(Data items)

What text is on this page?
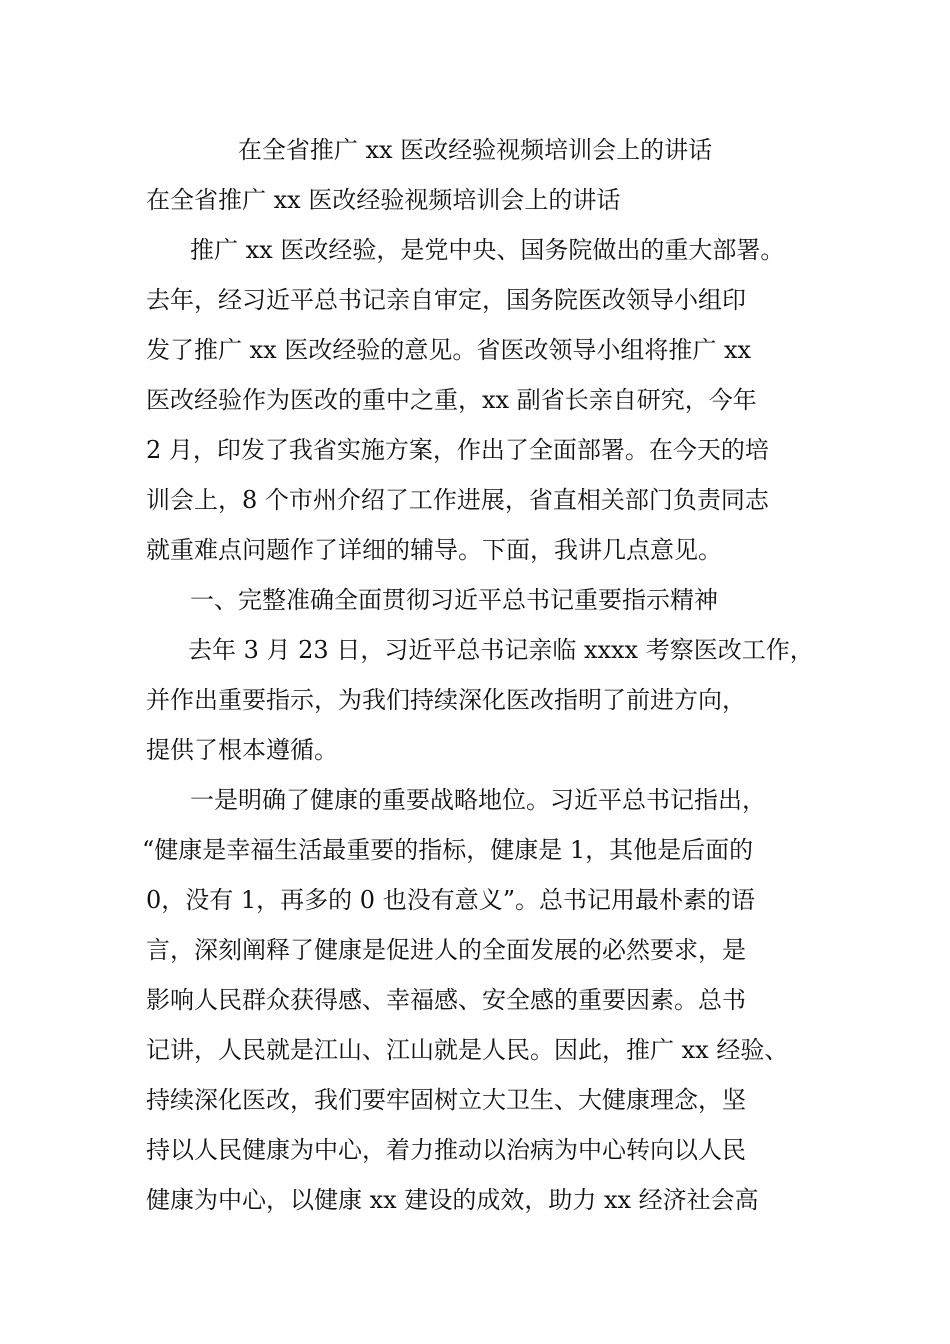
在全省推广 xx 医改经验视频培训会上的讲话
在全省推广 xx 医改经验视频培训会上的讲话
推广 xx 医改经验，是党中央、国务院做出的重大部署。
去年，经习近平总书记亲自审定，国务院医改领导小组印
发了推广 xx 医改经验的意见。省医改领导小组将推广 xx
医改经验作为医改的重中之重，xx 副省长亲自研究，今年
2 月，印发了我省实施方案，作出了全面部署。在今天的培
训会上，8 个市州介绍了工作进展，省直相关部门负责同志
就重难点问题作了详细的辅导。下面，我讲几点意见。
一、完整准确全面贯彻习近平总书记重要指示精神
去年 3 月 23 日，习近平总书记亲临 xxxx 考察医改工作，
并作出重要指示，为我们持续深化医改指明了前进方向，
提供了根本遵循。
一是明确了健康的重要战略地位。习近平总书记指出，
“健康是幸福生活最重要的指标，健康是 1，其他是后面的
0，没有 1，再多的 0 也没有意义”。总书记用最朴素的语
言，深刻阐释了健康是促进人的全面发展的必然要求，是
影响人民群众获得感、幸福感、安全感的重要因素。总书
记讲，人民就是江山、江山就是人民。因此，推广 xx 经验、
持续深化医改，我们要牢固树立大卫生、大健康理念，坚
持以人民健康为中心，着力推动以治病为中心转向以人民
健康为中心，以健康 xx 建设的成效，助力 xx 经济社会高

* **WHAT THE TASK REQUIRES**
Write out all the entries exactly, except for the pictures.

* **FINAL RESULT**
What text is on this page?
在全省推广 xx 医改经验视频培训会上的讲话
在全省推广 xx 医改经验视频培训会上的讲话
推广 xx 医改经验，是党中央、国务院做出的重大部署。
去年，经习近平总书记亲自审定，国务院医改领导小组印
发了推广 xx 医改经验的意见。省医改领导小组将推广 xx
医改经验作为医改的重中之重，xx 副省长亲自研究，今年
2 月，印发了我省实施方案，作出了全面部署。在今天的培
训会上，8 个市州介绍了工作进展，省直相关部门负责同志
就重难点问题作了详细的辅导。下面，我讲几点意见。
一、完整准确全面贯彻习近平总书记重要指示精神
去年 3 月 23 日，习近平总书记亲临 xxxx 考察医改工作，
并作出重要指示，为我们持续深化医改指明了前进方向，
提供了根本遵循。
一是明确了健康的重要战略地位。习近平总书记指出，
“健康是幸福生活最重要的指标，健康是 1，其他是后面的
0，没有 1，再多的 0 也没有意义”。总书记用最朴素的语
言，深刻阐释了健康是促进人的全面发展的必然要求，是
影响人民群众获得感、幸福感、安全感的重要因素。总书
记讲，人民就是江山、江山就是人民。因此，推广 xx 经验、
持续深化医改，我们要牢固树立大卫生、大健康理念，坚
持以人民健康为中心，着力推动以治病为中心转向以人民
健康为中心，以健康 xx 建设的成效，助力 xx 经济社会高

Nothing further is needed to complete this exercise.